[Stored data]
[START]
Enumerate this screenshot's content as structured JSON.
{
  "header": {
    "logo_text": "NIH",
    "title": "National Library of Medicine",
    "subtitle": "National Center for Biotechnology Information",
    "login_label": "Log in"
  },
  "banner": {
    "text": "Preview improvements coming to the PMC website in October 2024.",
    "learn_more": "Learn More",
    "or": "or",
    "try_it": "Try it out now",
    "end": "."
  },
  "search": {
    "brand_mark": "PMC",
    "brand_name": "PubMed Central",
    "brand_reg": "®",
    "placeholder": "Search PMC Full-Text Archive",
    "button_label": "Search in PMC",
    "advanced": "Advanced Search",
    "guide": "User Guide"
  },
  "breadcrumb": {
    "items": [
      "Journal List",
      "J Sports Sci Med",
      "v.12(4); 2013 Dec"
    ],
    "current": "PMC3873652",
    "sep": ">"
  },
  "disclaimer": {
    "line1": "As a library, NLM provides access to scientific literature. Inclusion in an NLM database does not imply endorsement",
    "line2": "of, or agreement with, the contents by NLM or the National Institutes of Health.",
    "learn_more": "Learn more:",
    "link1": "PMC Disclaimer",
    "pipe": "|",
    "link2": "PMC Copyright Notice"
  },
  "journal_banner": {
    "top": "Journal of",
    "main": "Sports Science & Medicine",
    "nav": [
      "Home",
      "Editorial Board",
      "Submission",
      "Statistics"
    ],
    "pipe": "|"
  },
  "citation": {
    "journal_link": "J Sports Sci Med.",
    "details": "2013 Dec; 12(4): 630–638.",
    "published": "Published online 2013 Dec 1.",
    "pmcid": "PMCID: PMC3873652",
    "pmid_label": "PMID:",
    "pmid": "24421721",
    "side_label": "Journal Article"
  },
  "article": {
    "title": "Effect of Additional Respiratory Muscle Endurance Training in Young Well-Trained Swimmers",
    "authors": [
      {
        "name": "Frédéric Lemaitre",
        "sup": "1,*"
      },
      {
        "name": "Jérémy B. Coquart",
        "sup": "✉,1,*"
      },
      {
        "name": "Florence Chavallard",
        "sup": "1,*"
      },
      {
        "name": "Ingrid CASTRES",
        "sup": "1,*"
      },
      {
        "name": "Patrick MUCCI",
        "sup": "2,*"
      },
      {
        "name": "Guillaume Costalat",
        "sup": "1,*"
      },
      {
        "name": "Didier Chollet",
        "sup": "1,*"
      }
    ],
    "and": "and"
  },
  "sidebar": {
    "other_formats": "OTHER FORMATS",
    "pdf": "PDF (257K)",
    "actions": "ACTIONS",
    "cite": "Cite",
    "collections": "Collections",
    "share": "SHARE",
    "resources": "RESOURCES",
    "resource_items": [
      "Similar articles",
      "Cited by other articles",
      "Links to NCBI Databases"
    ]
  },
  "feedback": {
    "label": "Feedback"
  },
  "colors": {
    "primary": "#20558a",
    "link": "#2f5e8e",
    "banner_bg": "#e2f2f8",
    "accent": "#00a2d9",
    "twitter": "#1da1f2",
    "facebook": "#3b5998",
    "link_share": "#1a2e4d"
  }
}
[END]
Give only the count of lines in this material that contain the string "Medicine".

[ANSWER FOR THE TASK]
2